■ Description of the task: Skip every image and restate the data word for word.

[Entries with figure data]

● ● ●

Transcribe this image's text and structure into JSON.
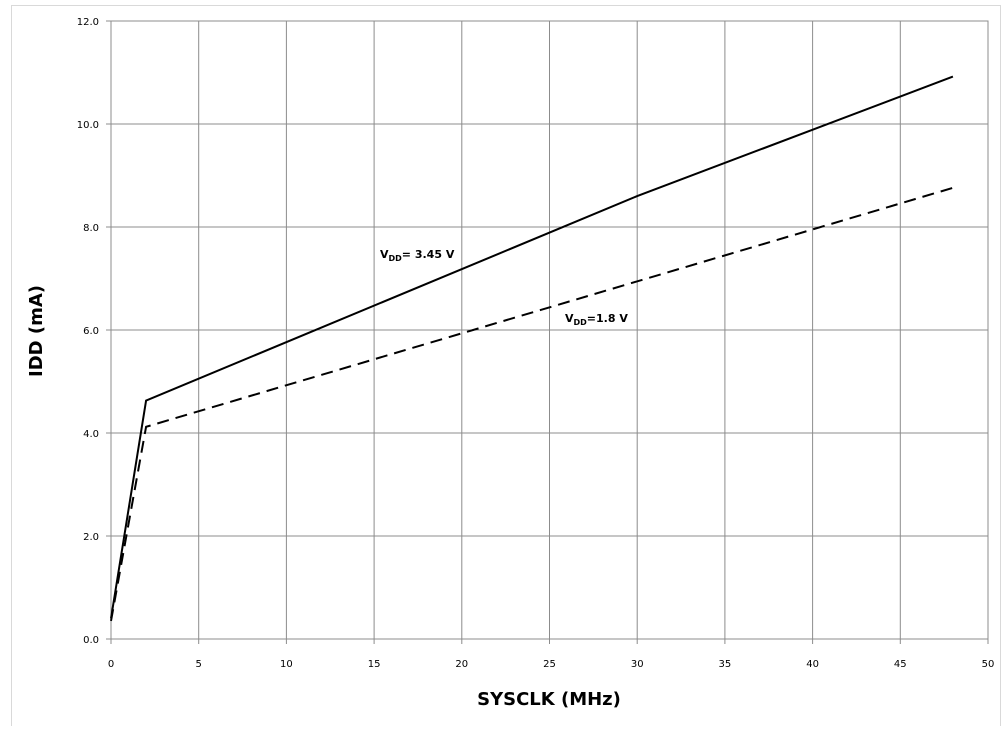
{
  "chart_data": {
    "type": "line",
    "xlabel": "SYSCLK (MHz)",
    "ylabel": "IDD (mA)",
    "xlim": [
      0,
      50
    ],
    "ylim": [
      0,
      12
    ],
    "x_ticks": [
      "0",
      "5",
      "10",
      "15",
      "20",
      "25",
      "30",
      "35",
      "40",
      "45",
      "50"
    ],
    "y_ticks": [
      "0.0",
      "2.0",
      "4.0",
      "6.0",
      "8.0",
      "10.0",
      "12.0"
    ],
    "grid": true,
    "legend": "none",
    "series": [
      {
        "name": "VDD= 3.45 V",
        "style": "solid",
        "color": "#000000",
        "x": [
          0,
          2,
          30,
          48
        ],
        "y": [
          0.4,
          4.63,
          8.6,
          10.92
        ]
      },
      {
        "name": "VDD=1.8 V",
        "style": "dashed",
        "color": "#000000",
        "x": [
          0,
          2,
          48
        ],
        "y": [
          0.35,
          4.12,
          8.76
        ]
      }
    ],
    "annotations": [
      {
        "main": "V",
        "sub": "DD",
        "tail": "= 3.45 V"
      },
      {
        "main": "V",
        "sub": "DD",
        "tail": "=1.8 V"
      }
    ]
  }
}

● ● ●

■ Written answer:
Transcribe this image's text and structure into JSON.
{
  "chart_data": {
    "type": "line",
    "xlabel": "SYSCLK (MHz)",
    "ylabel": "IDD (mA)",
    "xlim": [
      0,
      50
    ],
    "ylim": [
      0,
      12
    ],
    "x_ticks": [
      "0",
      "5",
      "10",
      "15",
      "20",
      "25",
      "30",
      "35",
      "40",
      "45",
      "50"
    ],
    "y_ticks": [
      "0.0",
      "2.0",
      "4.0",
      "6.0",
      "8.0",
      "10.0",
      "12.0"
    ],
    "grid": true,
    "legend": "none",
    "series": [
      {
        "name": "VDD= 3.45 V",
        "style": "solid",
        "color": "#000000",
        "x": [
          0,
          2,
          30,
          48
        ],
        "y": [
          0.4,
          4.63,
          8.6,
          10.92
        ]
      },
      {
        "name": "VDD=1.8 V",
        "style": "dashed",
        "color": "#000000",
        "x": [
          0,
          2,
          48
        ],
        "y": [
          0.35,
          4.12,
          8.76
        ]
      }
    ],
    "annotations": [
      {
        "main": "V",
        "sub": "DD",
        "tail": "= 3.45 V"
      },
      {
        "main": "V",
        "sub": "DD",
        "tail": "=1.8 V"
      }
    ]
  }
}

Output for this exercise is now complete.